Begin Provided entries

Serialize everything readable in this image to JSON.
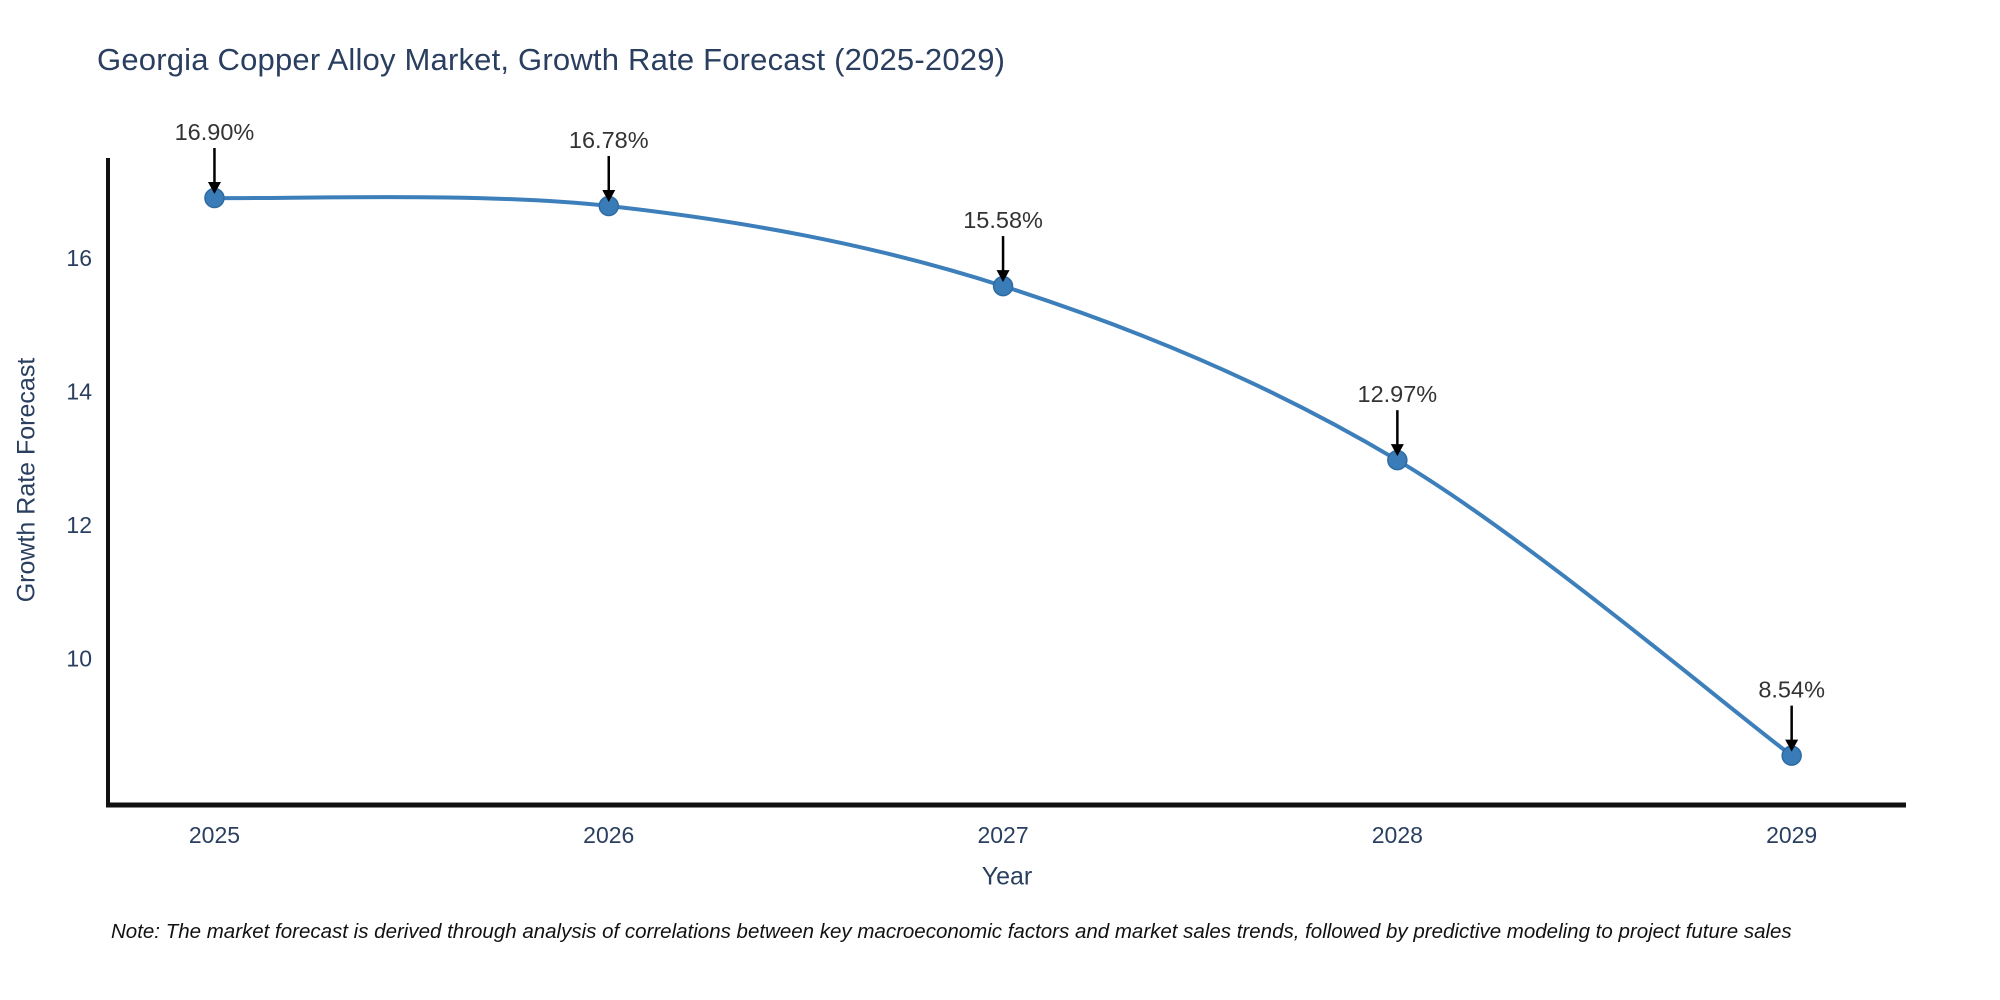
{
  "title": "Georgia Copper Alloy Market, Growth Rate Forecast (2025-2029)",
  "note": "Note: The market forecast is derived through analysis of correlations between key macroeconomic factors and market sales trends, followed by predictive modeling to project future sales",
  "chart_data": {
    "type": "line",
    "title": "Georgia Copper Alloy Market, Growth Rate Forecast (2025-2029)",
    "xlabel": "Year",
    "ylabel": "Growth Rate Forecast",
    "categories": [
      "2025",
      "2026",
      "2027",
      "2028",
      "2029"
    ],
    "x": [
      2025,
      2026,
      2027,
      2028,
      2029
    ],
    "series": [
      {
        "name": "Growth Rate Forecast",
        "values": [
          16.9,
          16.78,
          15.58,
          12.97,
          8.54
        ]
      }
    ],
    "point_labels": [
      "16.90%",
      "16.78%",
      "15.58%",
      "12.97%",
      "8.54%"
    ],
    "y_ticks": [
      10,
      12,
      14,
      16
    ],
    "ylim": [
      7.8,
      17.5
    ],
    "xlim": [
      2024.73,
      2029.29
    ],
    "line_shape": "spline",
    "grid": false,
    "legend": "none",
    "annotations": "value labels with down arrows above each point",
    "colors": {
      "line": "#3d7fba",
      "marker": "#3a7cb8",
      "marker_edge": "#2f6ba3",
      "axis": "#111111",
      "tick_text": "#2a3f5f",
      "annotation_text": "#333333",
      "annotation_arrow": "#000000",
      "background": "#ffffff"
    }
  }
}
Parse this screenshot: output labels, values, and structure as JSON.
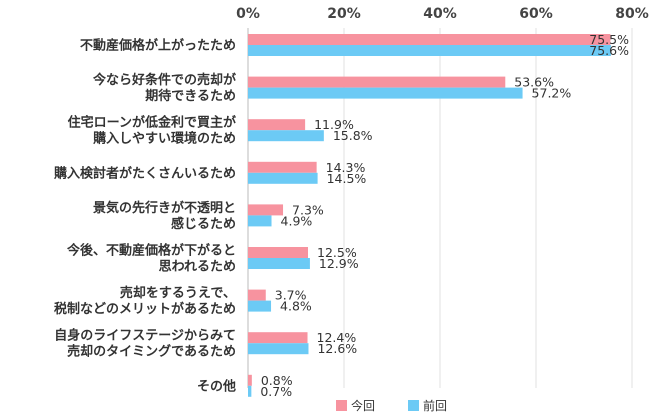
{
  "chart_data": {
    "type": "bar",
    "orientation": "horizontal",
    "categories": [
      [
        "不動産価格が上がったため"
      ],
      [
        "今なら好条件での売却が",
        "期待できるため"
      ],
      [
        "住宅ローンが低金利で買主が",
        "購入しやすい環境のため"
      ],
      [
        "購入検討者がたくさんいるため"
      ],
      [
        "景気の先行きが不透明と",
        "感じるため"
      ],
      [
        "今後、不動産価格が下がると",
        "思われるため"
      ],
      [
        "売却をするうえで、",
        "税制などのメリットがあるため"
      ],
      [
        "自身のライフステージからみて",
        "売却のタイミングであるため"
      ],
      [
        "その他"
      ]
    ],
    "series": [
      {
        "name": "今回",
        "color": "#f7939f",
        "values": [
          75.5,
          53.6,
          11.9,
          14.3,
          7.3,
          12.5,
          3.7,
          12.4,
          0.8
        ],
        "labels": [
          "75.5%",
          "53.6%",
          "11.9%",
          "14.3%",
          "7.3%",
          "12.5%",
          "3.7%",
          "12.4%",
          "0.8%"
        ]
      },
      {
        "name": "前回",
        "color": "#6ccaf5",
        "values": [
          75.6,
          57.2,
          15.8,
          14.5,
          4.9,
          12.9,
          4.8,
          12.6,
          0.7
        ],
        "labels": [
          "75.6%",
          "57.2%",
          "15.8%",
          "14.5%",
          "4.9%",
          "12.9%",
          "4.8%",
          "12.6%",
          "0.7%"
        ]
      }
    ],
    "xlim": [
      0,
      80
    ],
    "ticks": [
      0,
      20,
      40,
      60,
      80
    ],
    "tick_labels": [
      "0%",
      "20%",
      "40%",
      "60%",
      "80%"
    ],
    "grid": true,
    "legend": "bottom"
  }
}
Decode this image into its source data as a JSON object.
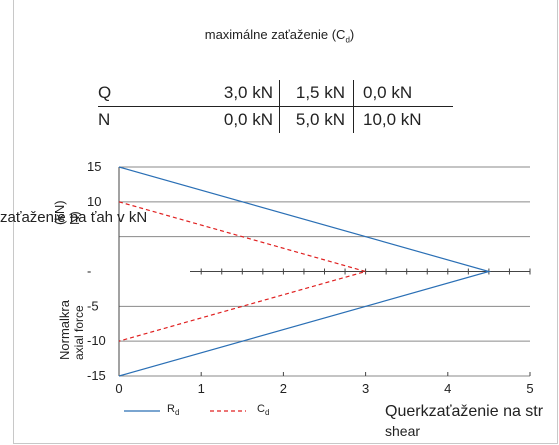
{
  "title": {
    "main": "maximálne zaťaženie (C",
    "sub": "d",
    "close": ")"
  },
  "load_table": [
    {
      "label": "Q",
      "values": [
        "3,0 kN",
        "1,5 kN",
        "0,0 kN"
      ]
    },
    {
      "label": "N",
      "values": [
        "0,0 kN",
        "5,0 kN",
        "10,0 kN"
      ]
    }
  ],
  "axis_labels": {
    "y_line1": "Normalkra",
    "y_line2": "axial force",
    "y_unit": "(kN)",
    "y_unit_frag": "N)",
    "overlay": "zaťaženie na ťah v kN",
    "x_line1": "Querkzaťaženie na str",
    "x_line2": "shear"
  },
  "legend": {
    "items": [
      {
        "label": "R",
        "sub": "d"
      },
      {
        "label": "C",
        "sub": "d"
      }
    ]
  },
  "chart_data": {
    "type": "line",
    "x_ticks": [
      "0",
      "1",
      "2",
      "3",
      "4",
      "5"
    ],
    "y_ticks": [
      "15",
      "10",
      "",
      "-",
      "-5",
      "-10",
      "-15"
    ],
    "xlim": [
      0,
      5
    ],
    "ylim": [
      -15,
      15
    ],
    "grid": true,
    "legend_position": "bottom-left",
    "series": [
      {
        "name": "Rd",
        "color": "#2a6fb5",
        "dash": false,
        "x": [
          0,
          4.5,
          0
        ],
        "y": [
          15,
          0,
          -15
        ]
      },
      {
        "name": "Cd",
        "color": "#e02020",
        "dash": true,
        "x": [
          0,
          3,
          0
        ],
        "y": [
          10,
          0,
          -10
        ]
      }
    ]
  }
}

End Provided entries

▶ Exercise aim
Retype each line of the listing above word for word. Exclude the pictures.

▶ Response to this task
Serialize everything readable in this image to JSON.
{
  "title": "Georgia Copper Alloy Market, Growth Rate Forecast (2025-2029)",
  "note": "Note: The market forecast is derived through analysis of correlations between key macroeconomic factors and market sales trends, followed by predictive modeling to project future sales",
  "chart_data": {
    "type": "line",
    "title": "Georgia Copper Alloy Market, Growth Rate Forecast (2025-2029)",
    "xlabel": "Year",
    "ylabel": "Growth Rate Forecast",
    "categories": [
      "2025",
      "2026",
      "2027",
      "2028",
      "2029"
    ],
    "x": [
      2025,
      2026,
      2027,
      2028,
      2029
    ],
    "series": [
      {
        "name": "Growth Rate Forecast",
        "values": [
          16.9,
          16.78,
          15.58,
          12.97,
          8.54
        ]
      }
    ],
    "point_labels": [
      "16.90%",
      "16.78%",
      "15.58%",
      "12.97%",
      "8.54%"
    ],
    "y_ticks": [
      10,
      12,
      14,
      16
    ],
    "ylim": [
      7.8,
      17.5
    ],
    "xlim": [
      2024.73,
      2029.29
    ],
    "line_shape": "spline",
    "grid": false,
    "legend": "none",
    "annotations": "value labels with down arrows above each point",
    "colors": {
      "line": "#3d7fba",
      "marker": "#3a7cb8",
      "marker_edge": "#2f6ba3",
      "axis": "#111111",
      "tick_text": "#2a3f5f",
      "annotation_text": "#333333",
      "annotation_arrow": "#000000",
      "background": "#ffffff"
    }
  }
}
Parse this screenshot: output labels, values, and structure as JSON.
{
  "chart_data": {
    "type": "bar",
    "orientation": "horizontal",
    "categories": [
      [
        "不動産価格が上がったため"
      ],
      [
        "今なら好条件での売却が",
        "期待できるため"
      ],
      [
        "住宅ローンが低金利で買主が",
        "購入しやすい環境のため"
      ],
      [
        "購入検討者がたくさんいるため"
      ],
      [
        "景気の先行きが不透明と",
        "感じるため"
      ],
      [
        "今後、不動産価格が下がると",
        "思われるため"
      ],
      [
        "売却をするうえで、",
        "税制などのメリットがあるため"
      ],
      [
        "自身のライフステージからみて",
        "売却のタイミングであるため"
      ],
      [
        "その他"
      ]
    ],
    "series": [
      {
        "name": "今回",
        "color": "#f7939f",
        "values": [
          75.5,
          53.6,
          11.9,
          14.3,
          7.3,
          12.5,
          3.7,
          12.4,
          0.8
        ],
        "labels": [
          "75.5%",
          "53.6%",
          "11.9%",
          "14.3%",
          "7.3%",
          "12.5%",
          "3.7%",
          "12.4%",
          "0.8%"
        ]
      },
      {
        "name": "前回",
        "color": "#6ccaf5",
        "values": [
          75.6,
          57.2,
          15.8,
          14.5,
          4.9,
          12.9,
          4.8,
          12.6,
          0.7
        ],
        "labels": [
          "75.6%",
          "57.2%",
          "15.8%",
          "14.5%",
          "4.9%",
          "12.9%",
          "4.8%",
          "12.6%",
          "0.7%"
        ]
      }
    ],
    "xlim": [
      0,
      80
    ],
    "ticks": [
      0,
      20,
      40,
      60,
      80
    ],
    "tick_labels": [
      "0%",
      "20%",
      "40%",
      "60%",
      "80%"
    ],
    "grid": true,
    "legend": "bottom"
  }
}
Decode this image into its source data as a JSON object.
{
  "title": {
    "main": "maximálne zaťaženie (C",
    "sub": "d",
    "close": ")"
  },
  "load_table": [
    {
      "label": "Q",
      "values": [
        "3,0 kN",
        "1,5 kN",
        "0,0 kN"
      ]
    },
    {
      "label": "N",
      "values": [
        "0,0 kN",
        "5,0 kN",
        "10,0 kN"
      ]
    }
  ],
  "axis_labels": {
    "y_line1": "Normalkra",
    "y_line2": "axial force",
    "y_unit": "(kN)",
    "y_unit_frag": "N)",
    "overlay": "zaťaženie na ťah v kN",
    "x_line1": "Querkzaťaženie na str",
    "x_line2": "shear"
  },
  "legend": {
    "items": [
      {
        "label": "R",
        "sub": "d"
      },
      {
        "label": "C",
        "sub": "d"
      }
    ]
  },
  "chart_data": {
    "type": "line",
    "x_ticks": [
      "0",
      "1",
      "2",
      "3",
      "4",
      "5"
    ],
    "y_ticks": [
      "15",
      "10",
      "",
      "-",
      "-5",
      "-10",
      "-15"
    ],
    "xlim": [
      0,
      5
    ],
    "ylim": [
      -15,
      15
    ],
    "grid": true,
    "legend_position": "bottom-left",
    "series": [
      {
        "name": "Rd",
        "color": "#2a6fb5",
        "dash": false,
        "x": [
          0,
          4.5,
          0
        ],
        "y": [
          15,
          0,
          -15
        ]
      },
      {
        "name": "Cd",
        "color": "#e02020",
        "dash": true,
        "x": [
          0,
          3,
          0
        ],
        "y": [
          10,
          0,
          -10
        ]
      }
    ]
  }
}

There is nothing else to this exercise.